> **Exercise instructions**
Return the listing word for word, as given.

> **Supplied information**
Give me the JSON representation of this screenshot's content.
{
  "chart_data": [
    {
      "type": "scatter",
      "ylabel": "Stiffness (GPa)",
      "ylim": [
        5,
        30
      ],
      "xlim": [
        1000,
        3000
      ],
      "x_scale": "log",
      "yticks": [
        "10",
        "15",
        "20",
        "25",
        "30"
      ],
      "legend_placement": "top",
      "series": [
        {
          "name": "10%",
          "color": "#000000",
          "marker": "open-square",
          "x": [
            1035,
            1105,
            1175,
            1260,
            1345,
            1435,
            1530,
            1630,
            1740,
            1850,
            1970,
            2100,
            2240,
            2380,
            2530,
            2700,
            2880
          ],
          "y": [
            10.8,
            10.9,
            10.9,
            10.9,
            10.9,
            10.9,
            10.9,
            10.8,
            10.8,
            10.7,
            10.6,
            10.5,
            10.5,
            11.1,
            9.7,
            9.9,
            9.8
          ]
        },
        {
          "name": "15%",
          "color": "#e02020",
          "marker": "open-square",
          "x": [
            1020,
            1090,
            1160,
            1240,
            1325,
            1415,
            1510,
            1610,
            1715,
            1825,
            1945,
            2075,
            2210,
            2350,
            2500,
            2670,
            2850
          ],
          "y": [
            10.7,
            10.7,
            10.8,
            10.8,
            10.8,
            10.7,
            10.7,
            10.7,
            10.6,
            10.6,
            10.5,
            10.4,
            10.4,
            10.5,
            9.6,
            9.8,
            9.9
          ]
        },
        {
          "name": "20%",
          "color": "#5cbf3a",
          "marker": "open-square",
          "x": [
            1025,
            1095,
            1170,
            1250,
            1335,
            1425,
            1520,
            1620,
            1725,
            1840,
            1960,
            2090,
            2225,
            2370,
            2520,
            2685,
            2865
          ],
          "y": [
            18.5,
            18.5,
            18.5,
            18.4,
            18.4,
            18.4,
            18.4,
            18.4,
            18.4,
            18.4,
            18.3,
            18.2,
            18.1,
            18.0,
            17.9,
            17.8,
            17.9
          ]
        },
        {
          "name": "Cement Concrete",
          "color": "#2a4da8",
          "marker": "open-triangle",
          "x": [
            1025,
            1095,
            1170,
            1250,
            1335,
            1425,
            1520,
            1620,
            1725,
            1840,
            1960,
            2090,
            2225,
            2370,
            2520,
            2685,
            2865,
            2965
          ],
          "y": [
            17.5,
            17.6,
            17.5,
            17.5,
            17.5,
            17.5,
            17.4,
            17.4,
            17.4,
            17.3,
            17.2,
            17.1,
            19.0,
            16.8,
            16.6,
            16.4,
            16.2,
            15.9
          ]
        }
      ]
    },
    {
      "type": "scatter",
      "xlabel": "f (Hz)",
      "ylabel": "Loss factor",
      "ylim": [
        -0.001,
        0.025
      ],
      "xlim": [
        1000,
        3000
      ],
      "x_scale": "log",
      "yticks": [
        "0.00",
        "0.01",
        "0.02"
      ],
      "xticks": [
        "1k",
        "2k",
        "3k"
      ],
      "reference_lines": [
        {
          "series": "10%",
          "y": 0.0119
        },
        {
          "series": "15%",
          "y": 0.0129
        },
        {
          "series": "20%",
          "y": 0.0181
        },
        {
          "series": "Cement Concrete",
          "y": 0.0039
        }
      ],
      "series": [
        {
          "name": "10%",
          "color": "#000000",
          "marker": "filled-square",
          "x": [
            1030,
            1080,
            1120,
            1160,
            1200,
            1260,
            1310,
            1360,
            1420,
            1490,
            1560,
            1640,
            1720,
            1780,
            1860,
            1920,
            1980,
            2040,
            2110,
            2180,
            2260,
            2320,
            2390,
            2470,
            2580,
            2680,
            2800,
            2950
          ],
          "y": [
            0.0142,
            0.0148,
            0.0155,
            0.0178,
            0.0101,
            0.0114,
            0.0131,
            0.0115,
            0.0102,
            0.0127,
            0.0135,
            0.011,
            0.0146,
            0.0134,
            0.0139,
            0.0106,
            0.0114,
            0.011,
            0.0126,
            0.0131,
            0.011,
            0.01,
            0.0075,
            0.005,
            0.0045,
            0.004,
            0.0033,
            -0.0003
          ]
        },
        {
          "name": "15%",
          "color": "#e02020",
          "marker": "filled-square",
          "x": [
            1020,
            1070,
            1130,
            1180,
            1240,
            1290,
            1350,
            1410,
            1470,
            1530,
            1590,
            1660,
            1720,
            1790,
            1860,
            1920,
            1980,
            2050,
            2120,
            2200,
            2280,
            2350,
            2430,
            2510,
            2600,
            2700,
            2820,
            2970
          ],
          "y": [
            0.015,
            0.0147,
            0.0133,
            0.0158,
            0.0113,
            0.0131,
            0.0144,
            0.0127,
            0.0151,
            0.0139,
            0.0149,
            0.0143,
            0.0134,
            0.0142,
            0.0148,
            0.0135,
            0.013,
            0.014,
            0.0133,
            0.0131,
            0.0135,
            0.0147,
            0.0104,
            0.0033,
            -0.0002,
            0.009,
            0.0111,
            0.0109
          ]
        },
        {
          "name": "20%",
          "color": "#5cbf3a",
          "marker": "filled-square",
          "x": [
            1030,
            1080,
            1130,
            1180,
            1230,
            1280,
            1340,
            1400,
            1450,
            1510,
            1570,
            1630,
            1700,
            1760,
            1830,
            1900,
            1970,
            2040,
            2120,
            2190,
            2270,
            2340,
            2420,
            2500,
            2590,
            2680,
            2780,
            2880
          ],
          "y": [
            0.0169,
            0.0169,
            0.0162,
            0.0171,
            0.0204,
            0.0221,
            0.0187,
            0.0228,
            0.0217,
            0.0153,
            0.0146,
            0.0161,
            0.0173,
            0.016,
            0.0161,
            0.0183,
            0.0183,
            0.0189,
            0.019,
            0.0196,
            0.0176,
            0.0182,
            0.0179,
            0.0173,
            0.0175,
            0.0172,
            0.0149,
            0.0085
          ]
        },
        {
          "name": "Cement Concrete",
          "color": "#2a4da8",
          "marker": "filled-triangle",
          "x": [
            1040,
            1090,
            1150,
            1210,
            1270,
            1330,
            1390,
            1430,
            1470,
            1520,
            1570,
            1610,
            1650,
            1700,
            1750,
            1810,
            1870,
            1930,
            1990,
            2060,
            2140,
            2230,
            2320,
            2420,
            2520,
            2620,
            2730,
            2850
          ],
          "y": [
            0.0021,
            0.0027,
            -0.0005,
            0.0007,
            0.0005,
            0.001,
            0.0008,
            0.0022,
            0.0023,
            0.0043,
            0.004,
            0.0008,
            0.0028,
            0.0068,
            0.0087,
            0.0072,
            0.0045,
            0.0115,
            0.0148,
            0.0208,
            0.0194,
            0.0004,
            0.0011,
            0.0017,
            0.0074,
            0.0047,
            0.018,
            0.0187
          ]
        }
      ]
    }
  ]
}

> **Response for this exercise**
Give me the JSON representation of this screenshot's content.
{
  "chart_data": [
    {
      "type": "scatter",
      "ylabel": "Stiffness (GPa)",
      "ylim": [
        5,
        30
      ],
      "xlim": [
        1000,
        3000
      ],
      "x_scale": "log",
      "yticks": [
        "10",
        "15",
        "20",
        "25",
        "30"
      ],
      "legend_placement": "top",
      "series": [
        {
          "name": "10%",
          "color": "#000000",
          "marker": "open-square",
          "x": [
            1035,
            1105,
            1175,
            1260,
            1345,
            1435,
            1530,
            1630,
            1740,
            1850,
            1970,
            2100,
            2240,
            2380,
            2530,
            2700,
            2880
          ],
          "y": [
            10.8,
            10.9,
            10.9,
            10.9,
            10.9,
            10.9,
            10.9,
            10.8,
            10.8,
            10.7,
            10.6,
            10.5,
            10.5,
            11.1,
            9.7,
            9.9,
            9.8
          ]
        },
        {
          "name": "15%",
          "color": "#e02020",
          "marker": "open-square",
          "x": [
            1020,
            1090,
            1160,
            1240,
            1325,
            1415,
            1510,
            1610,
            1715,
            1825,
            1945,
            2075,
            2210,
            2350,
            2500,
            2670,
            2850
          ],
          "y": [
            10.7,
            10.7,
            10.8,
            10.8,
            10.8,
            10.7,
            10.7,
            10.7,
            10.6,
            10.6,
            10.5,
            10.4,
            10.4,
            10.5,
            9.6,
            9.8,
            9.9
          ]
        },
        {
          "name": "20%",
          "color": "#5cbf3a",
          "marker": "open-square",
          "x": [
            1025,
            1095,
            1170,
            1250,
            1335,
            1425,
            1520,
            1620,
            1725,
            1840,
            1960,
            2090,
            2225,
            2370,
            2520,
            2685,
            2865
          ],
          "y": [
            18.5,
            18.5,
            18.5,
            18.4,
            18.4,
            18.4,
            18.4,
            18.4,
            18.4,
            18.4,
            18.3,
            18.2,
            18.1,
            18.0,
            17.9,
            17.8,
            17.9
          ]
        },
        {
          "name": "Cement Concrete",
          "color": "#2a4da8",
          "marker": "open-triangle",
          "x": [
            1025,
            1095,
            1170,
            1250,
            1335,
            1425,
            1520,
            1620,
            1725,
            1840,
            1960,
            2090,
            2225,
            2370,
            2520,
            2685,
            2865,
            2965
          ],
          "y": [
            17.5,
            17.6,
            17.5,
            17.5,
            17.5,
            17.5,
            17.4,
            17.4,
            17.4,
            17.3,
            17.2,
            17.1,
            19.0,
            16.8,
            16.6,
            16.4,
            16.2,
            15.9
          ]
        }
      ]
    },
    {
      "type": "scatter",
      "xlabel": "f (Hz)",
      "ylabel": "Loss factor",
      "ylim": [
        -0.001,
        0.025
      ],
      "xlim": [
        1000,
        3000
      ],
      "x_scale": "log",
      "yticks": [
        "0.00",
        "0.01",
        "0.02"
      ],
      "xticks": [
        "1k",
        "2k",
        "3k"
      ],
      "reference_lines": [
        {
          "series": "10%",
          "y": 0.0119
        },
        {
          "series": "15%",
          "y": 0.0129
        },
        {
          "series": "20%",
          "y": 0.0181
        },
        {
          "series": "Cement Concrete",
          "y": 0.0039
        }
      ],
      "series": [
        {
          "name": "10%",
          "color": "#000000",
          "marker": "filled-square",
          "x": [
            1030,
            1080,
            1120,
            1160,
            1200,
            1260,
            1310,
            1360,
            1420,
            1490,
            1560,
            1640,
            1720,
            1780,
            1860,
            1920,
            1980,
            2040,
            2110,
            2180,
            2260,
            2320,
            2390,
            2470,
            2580,
            2680,
            2800,
            2950
          ],
          "y": [
            0.0142,
            0.0148,
            0.0155,
            0.0178,
            0.0101,
            0.0114,
            0.0131,
            0.0115,
            0.0102,
            0.0127,
            0.0135,
            0.011,
            0.0146,
            0.0134,
            0.0139,
            0.0106,
            0.0114,
            0.011,
            0.0126,
            0.0131,
            0.011,
            0.01,
            0.0075,
            0.005,
            0.0045,
            0.004,
            0.0033,
            -0.0003
          ]
        },
        {
          "name": "15%",
          "color": "#e02020",
          "marker": "filled-square",
          "x": [
            1020,
            1070,
            1130,
            1180,
            1240,
            1290,
            1350,
            1410,
            1470,
            1530,
            1590,
            1660,
            1720,
            1790,
            1860,
            1920,
            1980,
            2050,
            2120,
            2200,
            2280,
            2350,
            2430,
            2510,
            2600,
            2700,
            2820,
            2970
          ],
          "y": [
            0.015,
            0.0147,
            0.0133,
            0.0158,
            0.0113,
            0.0131,
            0.0144,
            0.0127,
            0.0151,
            0.0139,
            0.0149,
            0.0143,
            0.0134,
            0.0142,
            0.0148,
            0.0135,
            0.013,
            0.014,
            0.0133,
            0.0131,
            0.0135,
            0.0147,
            0.0104,
            0.0033,
            -0.0002,
            0.009,
            0.0111,
            0.0109
          ]
        },
        {
          "name": "20%",
          "color": "#5cbf3a",
          "marker": "filled-square",
          "x": [
            1030,
            1080,
            1130,
            1180,
            1230,
            1280,
            1340,
            1400,
            1450,
            1510,
            1570,
            1630,
            1700,
            1760,
            1830,
            1900,
            1970,
            2040,
            2120,
            2190,
            2270,
            2340,
            2420,
            2500,
            2590,
            2680,
            2780,
            2880
          ],
          "y": [
            0.0169,
            0.0169,
            0.0162,
            0.0171,
            0.0204,
            0.0221,
            0.0187,
            0.0228,
            0.0217,
            0.0153,
            0.0146,
            0.0161,
            0.0173,
            0.016,
            0.0161,
            0.0183,
            0.0183,
            0.0189,
            0.019,
            0.0196,
            0.0176,
            0.0182,
            0.0179,
            0.0173,
            0.0175,
            0.0172,
            0.0149,
            0.0085
          ]
        },
        {
          "name": "Cement Concrete",
          "color": "#2a4da8",
          "marker": "filled-triangle",
          "x": [
            1040,
            1090,
            1150,
            1210,
            1270,
            1330,
            1390,
            1430,
            1470,
            1520,
            1570,
            1610,
            1650,
            1700,
            1750,
            1810,
            1870,
            1930,
            1990,
            2060,
            2140,
            2230,
            2320,
            2420,
            2520,
            2620,
            2730,
            2850
          ],
          "y": [
            0.0021,
            0.0027,
            -0.0005,
            0.0007,
            0.0005,
            0.001,
            0.0008,
            0.0022,
            0.0023,
            0.0043,
            0.004,
            0.0008,
            0.0028,
            0.0068,
            0.0087,
            0.0072,
            0.0045,
            0.0115,
            0.0148,
            0.0208,
            0.0194,
            0.0004,
            0.0011,
            0.0017,
            0.0074,
            0.0047,
            0.018,
            0.0187
          ]
        }
      ]
    }
  ]
}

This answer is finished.